- **Directions**: Return each line of the listing that contains the string "сети".

(Stored data)
****************
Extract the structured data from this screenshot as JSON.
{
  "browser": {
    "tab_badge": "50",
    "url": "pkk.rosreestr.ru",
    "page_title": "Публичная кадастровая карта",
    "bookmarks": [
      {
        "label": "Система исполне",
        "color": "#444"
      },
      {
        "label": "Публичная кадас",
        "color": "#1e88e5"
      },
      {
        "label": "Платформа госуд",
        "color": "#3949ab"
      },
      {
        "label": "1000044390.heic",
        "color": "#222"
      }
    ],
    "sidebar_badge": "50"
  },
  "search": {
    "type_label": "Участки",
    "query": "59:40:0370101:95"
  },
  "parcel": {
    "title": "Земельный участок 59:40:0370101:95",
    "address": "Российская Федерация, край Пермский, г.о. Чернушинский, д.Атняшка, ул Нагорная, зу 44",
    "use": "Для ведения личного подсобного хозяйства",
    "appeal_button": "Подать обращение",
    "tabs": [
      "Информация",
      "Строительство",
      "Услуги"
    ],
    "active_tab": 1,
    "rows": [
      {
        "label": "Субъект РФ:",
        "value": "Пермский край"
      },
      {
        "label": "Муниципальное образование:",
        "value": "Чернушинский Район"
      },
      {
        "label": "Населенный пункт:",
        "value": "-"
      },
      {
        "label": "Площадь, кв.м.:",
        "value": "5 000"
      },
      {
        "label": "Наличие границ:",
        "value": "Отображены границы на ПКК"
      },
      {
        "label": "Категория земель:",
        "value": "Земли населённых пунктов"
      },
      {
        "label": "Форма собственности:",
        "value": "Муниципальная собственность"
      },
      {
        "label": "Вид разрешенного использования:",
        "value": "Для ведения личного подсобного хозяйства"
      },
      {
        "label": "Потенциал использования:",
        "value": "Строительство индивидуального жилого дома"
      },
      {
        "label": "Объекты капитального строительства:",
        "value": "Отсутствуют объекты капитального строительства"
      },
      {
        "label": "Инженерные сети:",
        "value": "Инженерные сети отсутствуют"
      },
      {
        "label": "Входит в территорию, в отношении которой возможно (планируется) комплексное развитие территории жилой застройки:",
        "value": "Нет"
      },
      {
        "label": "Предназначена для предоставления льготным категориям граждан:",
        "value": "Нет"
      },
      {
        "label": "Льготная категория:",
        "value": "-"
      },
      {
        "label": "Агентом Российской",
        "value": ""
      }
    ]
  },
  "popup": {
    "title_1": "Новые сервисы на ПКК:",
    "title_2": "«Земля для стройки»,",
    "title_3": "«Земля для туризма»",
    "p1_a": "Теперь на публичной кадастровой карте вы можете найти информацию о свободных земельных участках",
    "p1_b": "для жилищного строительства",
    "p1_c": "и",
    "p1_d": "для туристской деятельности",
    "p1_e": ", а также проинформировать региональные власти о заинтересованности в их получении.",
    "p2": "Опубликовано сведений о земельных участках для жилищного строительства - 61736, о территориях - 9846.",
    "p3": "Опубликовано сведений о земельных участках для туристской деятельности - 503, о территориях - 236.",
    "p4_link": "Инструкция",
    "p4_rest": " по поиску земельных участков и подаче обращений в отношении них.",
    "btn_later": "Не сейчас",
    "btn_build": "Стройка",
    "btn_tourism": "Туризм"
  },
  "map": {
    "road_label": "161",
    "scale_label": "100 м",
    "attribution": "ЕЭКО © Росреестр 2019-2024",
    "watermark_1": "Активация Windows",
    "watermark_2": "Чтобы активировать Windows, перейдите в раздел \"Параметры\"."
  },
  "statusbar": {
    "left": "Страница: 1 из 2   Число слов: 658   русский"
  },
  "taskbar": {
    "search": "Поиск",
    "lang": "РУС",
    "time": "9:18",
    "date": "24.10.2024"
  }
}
****************
- **Correct result**:
        "label": "Инженерные сети:",
        "value": "Инженерные сети отсутствуют"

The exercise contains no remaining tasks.